----- INPUT MATERIAL

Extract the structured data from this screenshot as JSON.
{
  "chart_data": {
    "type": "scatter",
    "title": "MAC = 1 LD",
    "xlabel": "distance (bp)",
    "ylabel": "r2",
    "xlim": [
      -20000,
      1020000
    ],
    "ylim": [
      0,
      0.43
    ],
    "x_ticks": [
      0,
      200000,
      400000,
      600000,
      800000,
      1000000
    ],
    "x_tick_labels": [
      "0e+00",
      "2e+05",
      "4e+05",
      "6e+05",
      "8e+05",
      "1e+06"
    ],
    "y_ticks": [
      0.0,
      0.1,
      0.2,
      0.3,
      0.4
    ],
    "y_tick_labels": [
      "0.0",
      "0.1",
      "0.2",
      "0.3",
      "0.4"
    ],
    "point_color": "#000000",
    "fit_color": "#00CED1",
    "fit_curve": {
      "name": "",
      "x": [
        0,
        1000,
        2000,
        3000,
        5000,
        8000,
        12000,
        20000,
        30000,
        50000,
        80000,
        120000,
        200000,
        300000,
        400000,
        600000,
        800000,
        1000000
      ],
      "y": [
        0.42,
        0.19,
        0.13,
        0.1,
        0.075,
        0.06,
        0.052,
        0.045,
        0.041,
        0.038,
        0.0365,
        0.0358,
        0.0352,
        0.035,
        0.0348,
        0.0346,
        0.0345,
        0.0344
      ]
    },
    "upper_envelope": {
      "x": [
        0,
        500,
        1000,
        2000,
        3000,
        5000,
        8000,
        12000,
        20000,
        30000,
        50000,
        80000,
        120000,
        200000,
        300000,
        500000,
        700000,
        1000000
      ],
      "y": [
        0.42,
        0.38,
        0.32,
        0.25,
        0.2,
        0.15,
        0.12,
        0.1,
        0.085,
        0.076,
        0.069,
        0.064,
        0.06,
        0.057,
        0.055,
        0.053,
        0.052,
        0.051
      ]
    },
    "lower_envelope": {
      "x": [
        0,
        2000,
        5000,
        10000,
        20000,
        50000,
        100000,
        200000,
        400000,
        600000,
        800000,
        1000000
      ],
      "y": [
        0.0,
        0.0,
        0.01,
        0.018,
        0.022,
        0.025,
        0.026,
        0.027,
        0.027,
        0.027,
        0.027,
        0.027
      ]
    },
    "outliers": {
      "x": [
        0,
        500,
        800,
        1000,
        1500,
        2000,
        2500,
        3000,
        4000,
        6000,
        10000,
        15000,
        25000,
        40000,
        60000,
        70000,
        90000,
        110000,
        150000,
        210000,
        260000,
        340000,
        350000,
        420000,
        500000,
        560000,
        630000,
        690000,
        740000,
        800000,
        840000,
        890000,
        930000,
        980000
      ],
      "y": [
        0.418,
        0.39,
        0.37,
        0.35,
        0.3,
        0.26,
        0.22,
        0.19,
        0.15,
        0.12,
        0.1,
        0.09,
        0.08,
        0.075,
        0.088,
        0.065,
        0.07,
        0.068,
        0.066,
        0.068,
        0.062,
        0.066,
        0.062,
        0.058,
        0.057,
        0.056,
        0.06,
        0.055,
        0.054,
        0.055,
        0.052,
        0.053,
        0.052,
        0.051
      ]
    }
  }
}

----------

EXERCISE AIM :: From the records above, extract each line exactly as shown.

SOLUTION ::
Extract the structured data from this screenshot as JSON.
{
  "chart_data": {
    "type": "scatter",
    "title": "MAC = 1 LD",
    "xlabel": "distance (bp)",
    "ylabel": "r2",
    "xlim": [
      -20000,
      1020000
    ],
    "ylim": [
      0,
      0.43
    ],
    "x_ticks": [
      0,
      200000,
      400000,
      600000,
      800000,
      1000000
    ],
    "x_tick_labels": [
      "0e+00",
      "2e+05",
      "4e+05",
      "6e+05",
      "8e+05",
      "1e+06"
    ],
    "y_ticks": [
      0.0,
      0.1,
      0.2,
      0.3,
      0.4
    ],
    "y_tick_labels": [
      "0.0",
      "0.1",
      "0.2",
      "0.3",
      "0.4"
    ],
    "point_color": "#000000",
    "fit_color": "#00CED1",
    "fit_curve": {
      "name": "",
      "x": [
        0,
        1000,
        2000,
        3000,
        5000,
        8000,
        12000,
        20000,
        30000,
        50000,
        80000,
        120000,
        200000,
        300000,
        400000,
        600000,
        800000,
        1000000
      ],
      "y": [
        0.42,
        0.19,
        0.13,
        0.1,
        0.075,
        0.06,
        0.052,
        0.045,
        0.041,
        0.038,
        0.0365,
        0.0358,
        0.0352,
        0.035,
        0.0348,
        0.0346,
        0.0345,
        0.0344
      ]
    },
    "upper_envelope": {
      "x": [
        0,
        500,
        1000,
        2000,
        3000,
        5000,
        8000,
        12000,
        20000,
        30000,
        50000,
        80000,
        120000,
        200000,
        300000,
        500000,
        700000,
        1000000
      ],
      "y": [
        0.42,
        0.38,
        0.32,
        0.25,
        0.2,
        0.15,
        0.12,
        0.1,
        0.085,
        0.076,
        0.069,
        0.064,
        0.06,
        0.057,
        0.055,
        0.053,
        0.052,
        0.051
      ]
    },
    "lower_envelope": {
      "x": [
        0,
        2000,
        5000,
        10000,
        20000,
        50000,
        100000,
        200000,
        400000,
        600000,
        800000,
        1000000
      ],
      "y": [
        0.0,
        0.0,
        0.01,
        0.018,
        0.022,
        0.025,
        0.026,
        0.027,
        0.027,
        0.027,
        0.027,
        0.027
      ]
    },
    "outliers": {
      "x": [
        0,
        500,
        800,
        1000,
        1500,
        2000,
        2500,
        3000,
        4000,
        6000,
        10000,
        15000,
        25000,
        40000,
        60000,
        70000,
        90000,
        110000,
        150000,
        210000,
        260000,
        340000,
        350000,
        420000,
        500000,
        560000,
        630000,
        690000,
        740000,
        800000,
        840000,
        890000,
        930000,
        980000
      ],
      "y": [
        0.418,
        0.39,
        0.37,
        0.35,
        0.3,
        0.26,
        0.22,
        0.19,
        0.15,
        0.12,
        0.1,
        0.09,
        0.08,
        0.075,
        0.088,
        0.065,
        0.07,
        0.068,
        0.066,
        0.068,
        0.062,
        0.066,
        0.062,
        0.058,
        0.057,
        0.056,
        0.06,
        0.055,
        0.054,
        0.055,
        0.052,
        0.053,
        0.052,
        0.051
      ]
    }
  }
}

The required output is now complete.